====== Data records ======

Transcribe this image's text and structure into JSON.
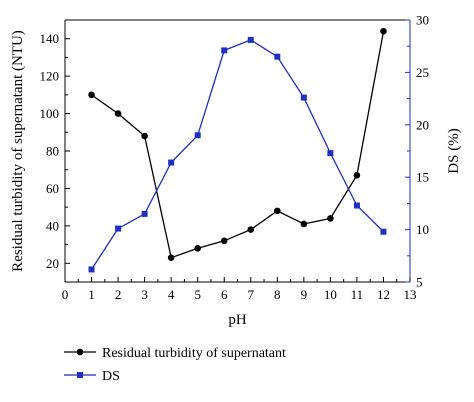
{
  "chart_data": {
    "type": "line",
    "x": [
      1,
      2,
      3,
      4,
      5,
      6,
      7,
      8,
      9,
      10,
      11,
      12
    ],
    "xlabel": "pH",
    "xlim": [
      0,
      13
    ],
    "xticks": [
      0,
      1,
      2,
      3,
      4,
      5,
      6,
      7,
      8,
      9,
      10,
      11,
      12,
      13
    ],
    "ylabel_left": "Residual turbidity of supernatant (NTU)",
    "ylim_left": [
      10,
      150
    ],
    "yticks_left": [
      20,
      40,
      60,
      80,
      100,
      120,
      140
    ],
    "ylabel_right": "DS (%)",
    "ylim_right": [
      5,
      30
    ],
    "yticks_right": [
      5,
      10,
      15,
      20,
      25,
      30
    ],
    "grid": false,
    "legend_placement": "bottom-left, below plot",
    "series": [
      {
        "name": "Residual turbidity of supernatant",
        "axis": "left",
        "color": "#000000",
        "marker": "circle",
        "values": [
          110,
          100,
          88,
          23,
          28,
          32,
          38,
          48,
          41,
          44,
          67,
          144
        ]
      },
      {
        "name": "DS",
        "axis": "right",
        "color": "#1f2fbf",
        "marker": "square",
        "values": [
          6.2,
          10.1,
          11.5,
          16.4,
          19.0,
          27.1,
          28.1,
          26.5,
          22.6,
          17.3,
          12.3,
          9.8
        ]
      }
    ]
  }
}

======

### Problem requirements
Every record above should come back exactly, but without its pictures.

### Task answer
Transcribe this image's text and structure into JSON.
{
  "chart_data": {
    "type": "line",
    "x": [
      1,
      2,
      3,
      4,
      5,
      6,
      7,
      8,
      9,
      10,
      11,
      12
    ],
    "xlabel": "pH",
    "xlim": [
      0,
      13
    ],
    "xticks": [
      0,
      1,
      2,
      3,
      4,
      5,
      6,
      7,
      8,
      9,
      10,
      11,
      12,
      13
    ],
    "ylabel_left": "Residual turbidity of supernatant (NTU)",
    "ylim_left": [
      10,
      150
    ],
    "yticks_left": [
      20,
      40,
      60,
      80,
      100,
      120,
      140
    ],
    "ylabel_right": "DS (%)",
    "ylim_right": [
      5,
      30
    ],
    "yticks_right": [
      5,
      10,
      15,
      20,
      25,
      30
    ],
    "grid": false,
    "legend_placement": "bottom-left, below plot",
    "series": [
      {
        "name": "Residual turbidity of supernatant",
        "axis": "left",
        "color": "#000000",
        "marker": "circle",
        "values": [
          110,
          100,
          88,
          23,
          28,
          32,
          38,
          48,
          41,
          44,
          67,
          144
        ]
      },
      {
        "name": "DS",
        "axis": "right",
        "color": "#1f2fbf",
        "marker": "square",
        "values": [
          6.2,
          10.1,
          11.5,
          16.4,
          19.0,
          27.1,
          28.1,
          26.5,
          22.6,
          17.3,
          12.3,
          9.8
        ]
      }
    ]
  }
}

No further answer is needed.